#### Material

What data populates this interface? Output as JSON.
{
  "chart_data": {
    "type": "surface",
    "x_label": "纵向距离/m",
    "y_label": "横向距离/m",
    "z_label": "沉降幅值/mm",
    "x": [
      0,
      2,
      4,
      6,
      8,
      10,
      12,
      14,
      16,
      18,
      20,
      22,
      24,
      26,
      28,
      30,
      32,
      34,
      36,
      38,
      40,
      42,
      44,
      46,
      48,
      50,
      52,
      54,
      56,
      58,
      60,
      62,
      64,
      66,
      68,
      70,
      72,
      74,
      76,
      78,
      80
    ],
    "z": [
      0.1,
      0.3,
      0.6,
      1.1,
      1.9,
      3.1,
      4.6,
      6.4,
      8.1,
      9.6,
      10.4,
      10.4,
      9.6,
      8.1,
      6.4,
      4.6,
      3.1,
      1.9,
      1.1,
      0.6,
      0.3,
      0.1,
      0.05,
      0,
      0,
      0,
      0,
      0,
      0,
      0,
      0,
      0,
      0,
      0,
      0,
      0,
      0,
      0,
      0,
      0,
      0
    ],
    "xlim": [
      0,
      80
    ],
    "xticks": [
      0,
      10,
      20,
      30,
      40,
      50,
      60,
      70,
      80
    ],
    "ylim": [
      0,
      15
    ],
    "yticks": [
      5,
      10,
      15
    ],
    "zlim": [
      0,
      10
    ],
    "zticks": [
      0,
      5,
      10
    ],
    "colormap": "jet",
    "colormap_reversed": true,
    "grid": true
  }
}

########

> _What you should do_
Output the records above in their entirety, exactly.

> _Solution_
What data populates this interface? Output as JSON.
{
  "chart_data": {
    "type": "surface",
    "x_label": "纵向距离/m",
    "y_label": "横向距离/m",
    "z_label": "沉降幅值/mm",
    "x": [
      0,
      2,
      4,
      6,
      8,
      10,
      12,
      14,
      16,
      18,
      20,
      22,
      24,
      26,
      28,
      30,
      32,
      34,
      36,
      38,
      40,
      42,
      44,
      46,
      48,
      50,
      52,
      54,
      56,
      58,
      60,
      62,
      64,
      66,
      68,
      70,
      72,
      74,
      76,
      78,
      80
    ],
    "z": [
      0.1,
      0.3,
      0.6,
      1.1,
      1.9,
      3.1,
      4.6,
      6.4,
      8.1,
      9.6,
      10.4,
      10.4,
      9.6,
      8.1,
      6.4,
      4.6,
      3.1,
      1.9,
      1.1,
      0.6,
      0.3,
      0.1,
      0.05,
      0,
      0,
      0,
      0,
      0,
      0,
      0,
      0,
      0,
      0,
      0,
      0,
      0,
      0,
      0,
      0,
      0,
      0
    ],
    "xlim": [
      0,
      80
    ],
    "xticks": [
      0,
      10,
      20,
      30,
      40,
      50,
      60,
      70,
      80
    ],
    "ylim": [
      0,
      15
    ],
    "yticks": [
      5,
      10,
      15
    ],
    "zlim": [
      0,
      10
    ],
    "zticks": [
      0,
      5,
      10
    ],
    "colormap": "jet",
    "colormap_reversed": true,
    "grid": true
  }
}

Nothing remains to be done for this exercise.